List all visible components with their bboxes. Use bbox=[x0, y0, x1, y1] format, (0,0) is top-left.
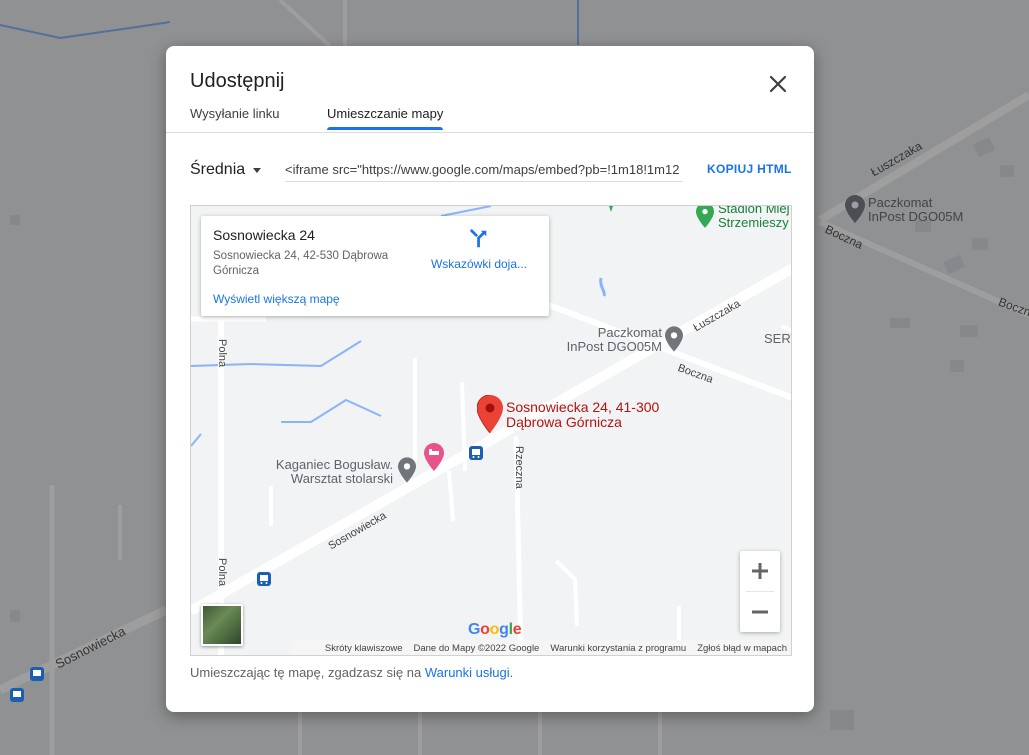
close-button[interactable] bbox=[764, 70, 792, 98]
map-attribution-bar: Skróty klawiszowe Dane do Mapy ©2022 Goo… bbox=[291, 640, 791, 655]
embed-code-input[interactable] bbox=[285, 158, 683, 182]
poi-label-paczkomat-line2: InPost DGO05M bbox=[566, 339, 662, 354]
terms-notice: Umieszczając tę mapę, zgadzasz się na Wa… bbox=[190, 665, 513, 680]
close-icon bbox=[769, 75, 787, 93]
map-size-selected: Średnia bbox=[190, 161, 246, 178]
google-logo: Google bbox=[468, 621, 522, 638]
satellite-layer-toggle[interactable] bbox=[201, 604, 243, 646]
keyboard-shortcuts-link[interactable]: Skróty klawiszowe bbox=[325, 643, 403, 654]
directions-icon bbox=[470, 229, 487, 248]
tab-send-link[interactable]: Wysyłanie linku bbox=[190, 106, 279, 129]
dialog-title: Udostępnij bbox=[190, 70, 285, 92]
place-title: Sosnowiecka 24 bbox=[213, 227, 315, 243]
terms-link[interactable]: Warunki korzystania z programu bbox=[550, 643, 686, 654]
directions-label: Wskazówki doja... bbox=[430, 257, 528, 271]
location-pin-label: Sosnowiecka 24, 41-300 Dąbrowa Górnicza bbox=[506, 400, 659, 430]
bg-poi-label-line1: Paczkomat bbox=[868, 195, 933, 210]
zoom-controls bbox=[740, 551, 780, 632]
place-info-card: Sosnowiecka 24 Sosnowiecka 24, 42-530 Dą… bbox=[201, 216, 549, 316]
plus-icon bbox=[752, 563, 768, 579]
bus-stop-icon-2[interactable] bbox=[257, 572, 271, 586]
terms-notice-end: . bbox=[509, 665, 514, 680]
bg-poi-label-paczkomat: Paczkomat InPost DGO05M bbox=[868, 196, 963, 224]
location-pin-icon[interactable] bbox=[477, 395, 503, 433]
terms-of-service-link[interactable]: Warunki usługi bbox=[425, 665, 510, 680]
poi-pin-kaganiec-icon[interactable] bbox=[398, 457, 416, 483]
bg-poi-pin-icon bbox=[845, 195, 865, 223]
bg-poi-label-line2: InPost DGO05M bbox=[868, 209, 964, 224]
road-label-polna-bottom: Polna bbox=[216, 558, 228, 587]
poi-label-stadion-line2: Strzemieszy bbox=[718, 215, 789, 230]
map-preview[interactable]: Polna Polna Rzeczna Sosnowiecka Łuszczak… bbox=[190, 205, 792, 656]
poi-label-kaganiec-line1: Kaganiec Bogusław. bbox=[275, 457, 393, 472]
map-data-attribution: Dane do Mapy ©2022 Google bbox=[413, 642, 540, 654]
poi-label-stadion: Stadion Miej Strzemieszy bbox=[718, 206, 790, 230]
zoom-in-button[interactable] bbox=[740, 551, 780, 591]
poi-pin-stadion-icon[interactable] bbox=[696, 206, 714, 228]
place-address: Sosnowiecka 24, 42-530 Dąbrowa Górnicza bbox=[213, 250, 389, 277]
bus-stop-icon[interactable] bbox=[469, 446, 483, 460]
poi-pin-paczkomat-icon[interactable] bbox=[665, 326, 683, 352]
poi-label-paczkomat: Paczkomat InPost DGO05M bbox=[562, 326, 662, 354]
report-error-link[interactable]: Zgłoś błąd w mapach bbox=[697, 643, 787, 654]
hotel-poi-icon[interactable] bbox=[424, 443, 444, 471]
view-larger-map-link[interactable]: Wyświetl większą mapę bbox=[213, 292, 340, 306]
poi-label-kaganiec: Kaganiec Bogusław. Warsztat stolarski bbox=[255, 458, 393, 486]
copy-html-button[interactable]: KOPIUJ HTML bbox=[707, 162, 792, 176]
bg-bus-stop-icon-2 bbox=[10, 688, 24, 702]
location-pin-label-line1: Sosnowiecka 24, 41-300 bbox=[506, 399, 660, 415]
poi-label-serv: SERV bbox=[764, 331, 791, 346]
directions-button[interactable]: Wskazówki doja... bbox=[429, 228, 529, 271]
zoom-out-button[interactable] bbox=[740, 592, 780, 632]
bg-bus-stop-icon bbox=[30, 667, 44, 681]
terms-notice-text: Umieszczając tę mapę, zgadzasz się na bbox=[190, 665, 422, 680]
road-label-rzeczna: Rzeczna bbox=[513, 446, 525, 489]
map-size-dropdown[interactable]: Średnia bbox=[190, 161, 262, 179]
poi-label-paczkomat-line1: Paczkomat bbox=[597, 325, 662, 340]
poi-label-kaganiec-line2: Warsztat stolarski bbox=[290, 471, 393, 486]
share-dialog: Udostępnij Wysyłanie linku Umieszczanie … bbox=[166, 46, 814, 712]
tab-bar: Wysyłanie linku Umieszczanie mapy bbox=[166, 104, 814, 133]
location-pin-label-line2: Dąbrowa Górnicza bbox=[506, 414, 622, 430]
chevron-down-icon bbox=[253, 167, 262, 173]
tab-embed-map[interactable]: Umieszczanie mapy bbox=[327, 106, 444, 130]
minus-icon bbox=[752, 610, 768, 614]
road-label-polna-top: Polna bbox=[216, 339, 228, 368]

================================

▶ [WHAT NEEDS TO BE DONE]: Rewrite every row above as a numbered list, leaving out blank lines and pictures.

▶ [EXPECTED ANSWER]:
1. List all visible components with their bboxes. Use bbox=[x0, y0, x1, y1] format, (0,0) is top-left.
2. close-button[interactable] bbox=[764, 70, 792, 98]
3. map-attribution-bar: Skróty klawiszowe Dane do Mapy ©2022 Goo… bbox=[291, 640, 791, 655]
4. embed-code-input[interactable] bbox=[285, 158, 683, 182]
5. poi-label-paczkomat-line2: InPost DGO05M bbox=[566, 339, 662, 354]
6. terms-notice: Umieszczając tę mapę, zgadzasz się na Wa… bbox=[190, 665, 513, 680]
7. close-icon bbox=[769, 75, 787, 93]
8. map-size-selected: Średnia bbox=[190, 161, 246, 178]
9. google-logo: Google bbox=[468, 621, 522, 638]
10. satellite-layer-toggle[interactable] bbox=[201, 604, 243, 646]
11. keyboard-shortcuts-link[interactable]: Skróty klawiszowe bbox=[325, 643, 403, 654]
12. directions-icon bbox=[470, 229, 487, 248]
13. tab-send-link[interactable]: Wysyłanie linku bbox=[190, 106, 279, 129]
14. dialog-title: Udostępnij bbox=[190, 70, 285, 92]
15. place-title: Sosnowiecka 24 bbox=[213, 227, 315, 243]
16. terms-link[interactable]: Warunki korzystania z programu bbox=[550, 643, 686, 654]
17. directions-label: Wskazówki doja... bbox=[430, 257, 528, 271]
18. location-pin-label: Sosnowiecka 24, 41-300 Dąbrowa Górnicza bbox=[506, 400, 659, 430]
19. bg-poi-label-line1: Paczkomat bbox=[868, 195, 933, 210]
20. zoom-controls bbox=[740, 551, 780, 632]
21. place-info-card: Sosnowiecka 24 Sosnowiecka 24, 42-530 Dą… bbox=[201, 216, 549, 316]
22. plus-icon bbox=[752, 563, 768, 579]
23. bus-stop-icon-2[interactable] bbox=[257, 572, 271, 586]
24. terms-notice-end: . bbox=[509, 665, 514, 680]
25. bg-poi-label-paczkomat: Paczkomat InPost DGO05M bbox=[868, 196, 963, 224]
26. location-pin-icon[interactable] bbox=[477, 395, 503, 433]
27. terms-of-service-link[interactable]: Warunki usługi bbox=[425, 665, 510, 680]
28. poi-pin-kaganiec-icon[interactable] bbox=[398, 457, 416, 483]
29. bg-poi-pin-icon bbox=[845, 195, 865, 223]
30. bg-poi-label-line2: InPost DGO05M bbox=[868, 209, 964, 224]
31. road-label-polna-bottom: Polna bbox=[216, 558, 228, 587]
32. poi-label-stadion-line2: Strzemieszy bbox=[718, 215, 789, 230]
33. map-preview[interactable]: Polna Polna Rzeczna Sosnowiecka Łuszczak… bbox=[190, 205, 792, 656]
34. poi-label-kaganiec-line1: Kaganiec Bogusław. bbox=[275, 457, 393, 472]
35. map-data-attribution: Dane do Mapy ©2022 Google bbox=[413, 642, 540, 654]
36. poi-label-stadion: Stadion Miej Strzemieszy bbox=[718, 206, 790, 230]
37. zoom-in-button[interactable] bbox=[740, 551, 780, 591]
38. poi-pin-stadion-icon[interactable] bbox=[696, 206, 714, 228]
39. place-address: Sosnowiecka 24, 42-530 Dąbrowa Górnicza bbox=[213, 250, 389, 277]
40. bus-stop-icon[interactable] bbox=[469, 446, 483, 460]
41. poi-pin-paczkomat-icon[interactable] bbox=[665, 326, 683, 352]
42. poi-label-paczkomat: Paczkomat InPost DGO05M bbox=[562, 326, 662, 354]
43. report-error-link[interactable]: Zgłoś błąd w mapach bbox=[697, 643, 787, 654]
44. hotel-poi-icon[interactable] bbox=[424, 443, 444, 471]
45. view-larger-map-link[interactable]: Wyświetl większą mapę bbox=[213, 292, 340, 306]
46. poi-label-kaganiec: Kaganiec Bogusław. Warsztat stolarski bbox=[255, 458, 393, 486]
47. copy-html-button[interactable]: KOPIUJ HTML bbox=[707, 162, 792, 176]
48. bg-bus-stop-icon-2 bbox=[10, 688, 24, 702]
49. location-pin-label-line1: Sosnowiecka 24, 41-300 bbox=[506, 399, 660, 415]
50. poi-label-serv: SERV bbox=[764, 331, 791, 346]
51. directions-button[interactable]: Wskazówki doja... bbox=[429, 228, 529, 271]
52. zoom-out-button[interactable] bbox=[740, 592, 780, 632]
53. bg-bus-stop-icon bbox=[30, 667, 44, 681]
54. terms-notice-text: Umieszczając tę mapę, zgadzasz się na bbox=[190, 665, 422, 680]
55. road-label-rzeczna: Rzeczna bbox=[513, 446, 525, 489]
56. map-size-dropdown[interactable]: Średnia bbox=[190, 161, 262, 179]
57. poi-label-paczkomat-line1: Paczkomat bbox=[597, 325, 662, 340]
58. poi-label-kaganiec-line2: Warsztat stolarski bbox=[290, 471, 393, 486]
59. share-dialog: Udostępnij Wysyłanie linku Umieszczanie … bbox=[166, 46, 814, 712]
60. tab-bar: Wysyłanie linku Umieszczanie mapy bbox=[166, 104, 814, 133]
61. location-pin-label-line2: Dąbrowa Górnicza bbox=[506, 414, 622, 430]
62. chevron-down-icon bbox=[253, 167, 262, 173]
63. tab-embed-map[interactable]: Umieszczanie mapy bbox=[327, 106, 444, 130]
64. minus-icon bbox=[752, 610, 768, 614]
65. road-label-polna-top: Polna bbox=[216, 339, 228, 368]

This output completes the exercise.